Look through the records that follow. Copy every line containing the word "JSON".

* * *

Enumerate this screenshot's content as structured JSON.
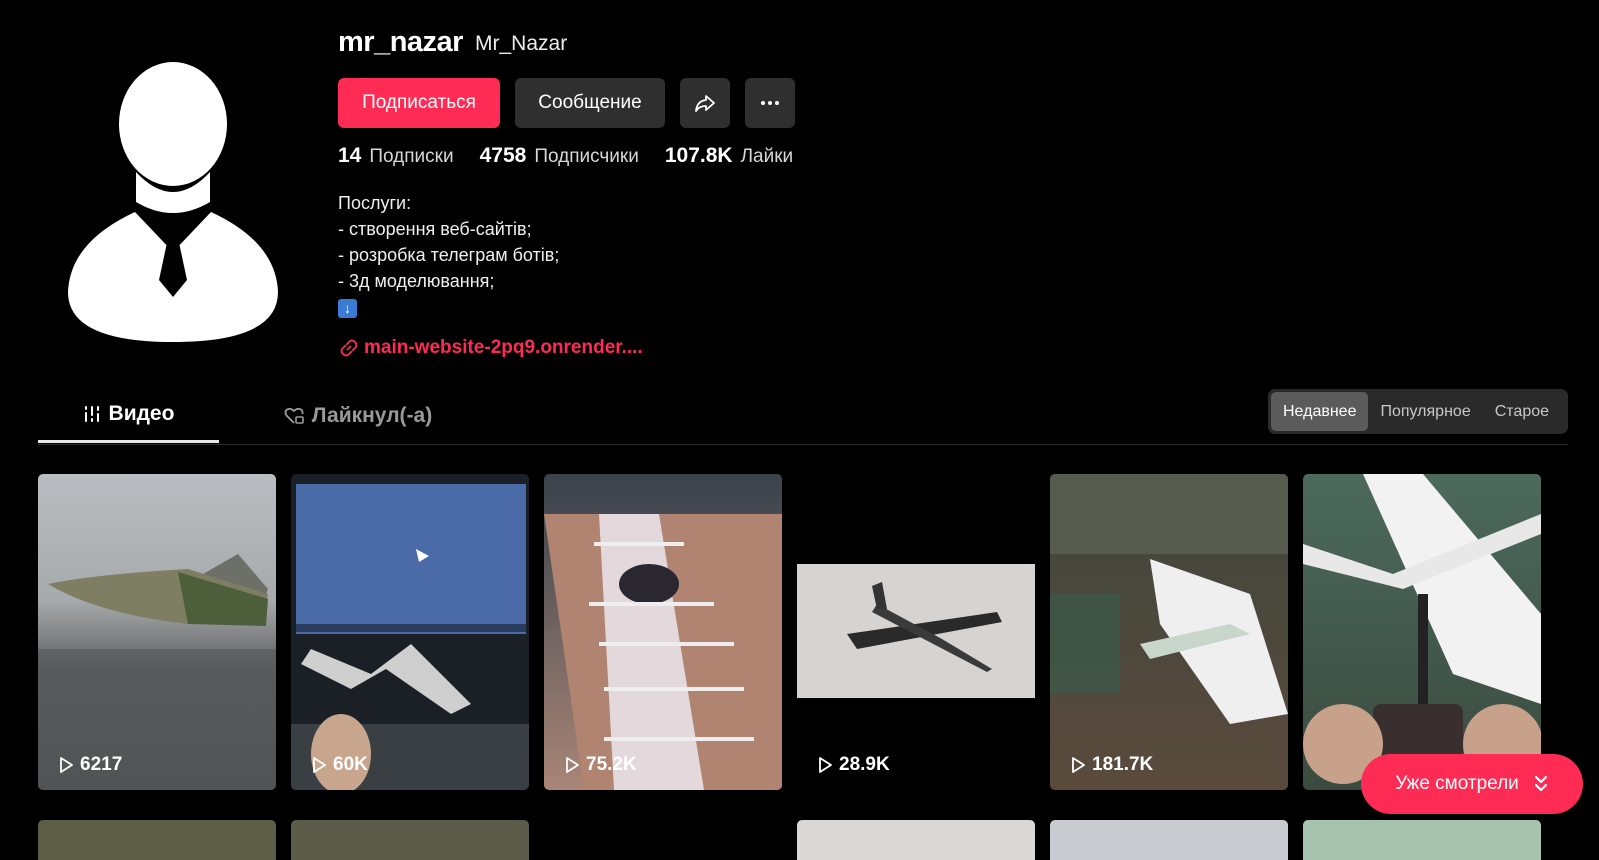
{
  "profile": {
    "username": "mr_nazar",
    "nickname": "Mr_Nazar",
    "follow_label": "Подписаться",
    "message_label": "Сообщение",
    "stats": [
      {
        "value": "14",
        "label": "Подписки"
      },
      {
        "value": "4758",
        "label": "Подписчики"
      },
      {
        "value": "107.8K",
        "label": "Лайки"
      }
    ],
    "bio": [
      "Послуги:",
      "- створення веб-сайтів;",
      "- розробка телеграм ботів;",
      "- 3д моделювання;"
    ],
    "bio_emoji": "⬇️",
    "link": "main-website-2pq9.onrender...."
  },
  "tabs": [
    {
      "label": "Видео",
      "icon": "grid-lines-icon",
      "active": true
    },
    {
      "label": "Лайкнул(-а)",
      "icon": "heart-lock-icon",
      "active": false
    }
  ],
  "sort": [
    {
      "label": "Недавнее",
      "active": true
    },
    {
      "label": "Популярное",
      "active": false
    },
    {
      "label": "Старое",
      "active": false
    }
  ],
  "videos": [
    {
      "views": "6217"
    },
    {
      "views": "60K"
    },
    {
      "views": "75.2K"
    },
    {
      "views": "28.9K"
    },
    {
      "views": "181.7K"
    },
    {
      "views": ""
    }
  ],
  "watched_button": "Уже смотрели",
  "colors": {
    "accent": "#fe2c55",
    "button_dark": "#2f2f2f",
    "background": "#000000"
  }
}
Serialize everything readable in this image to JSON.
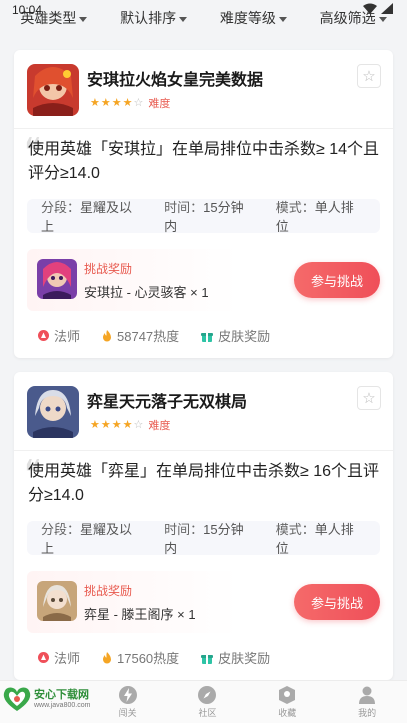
{
  "status": {
    "time": "10:04"
  },
  "filters": [
    {
      "label": "英雄类型"
    },
    {
      "label": "默认排序"
    },
    {
      "label": "难度等级"
    },
    {
      "label": "高级筛选"
    }
  ],
  "cards": [
    {
      "title": "安琪拉火焰女皇完美数据",
      "difficulty_rating": 4,
      "difficulty_max": 5,
      "difficulty_label": "难度",
      "description": "使用英雄「安琪拉」在单局排位中击杀数≥ 14个且评分≥14.0",
      "info": {
        "rank_label": "分段：",
        "rank_value": "星耀及以上",
        "time_label": "时间：",
        "time_value": "15分钟内",
        "mode_label": "模式：",
        "mode_value": "单人排位"
      },
      "reward": {
        "title": "挑战奖励",
        "item": "安琪拉 - 心灵骇客 × 1"
      },
      "join_label": "参与挑战",
      "meta": {
        "role": "法师",
        "heat": "58747热度",
        "reward_type": "皮肤奖励"
      },
      "colors": {
        "avatar_bg": "#c83a2e",
        "reward_bg": "#7a3fa8"
      }
    },
    {
      "title": "弈星天元落子无双棋局",
      "difficulty_rating": 4,
      "difficulty_max": 5,
      "difficulty_label": "难度",
      "description": "使用英雄「弈星」在单局排位中击杀数≥ 16个且评分≥14.0",
      "info": {
        "rank_label": "分段：",
        "rank_value": "星耀及以上",
        "time_label": "时间：",
        "time_value": "15分钟内",
        "mode_label": "模式：",
        "mode_value": "单人排位"
      },
      "reward": {
        "title": "挑战奖励",
        "item": "弈星 - 滕王阁序 × 1"
      },
      "join_label": "参与挑战",
      "meta": {
        "role": "法师",
        "heat": "17560热度",
        "reward_type": "皮肤奖励"
      },
      "colors": {
        "avatar_bg": "#4a5a8c",
        "reward_bg": "#c7a57a"
      }
    }
  ],
  "nav": [
    {
      "label": "闯关",
      "icon": "bolt-icon"
    },
    {
      "label": "社区",
      "icon": "compass-icon"
    },
    {
      "label": "收藏",
      "icon": "bookmark-icon"
    },
    {
      "label": "我的",
      "icon": "user-icon"
    }
  ],
  "watermark": {
    "main": "安心下载网",
    "sub": "www.java800.com"
  },
  "theme": {
    "accent": "#ef4f59",
    "star": "#f5a524",
    "text": "#222222"
  }
}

* * *

- _Result of this exercise_
Enumerate this screenshot's content as structured JSON.
Serialize everything readable in this image to JSON.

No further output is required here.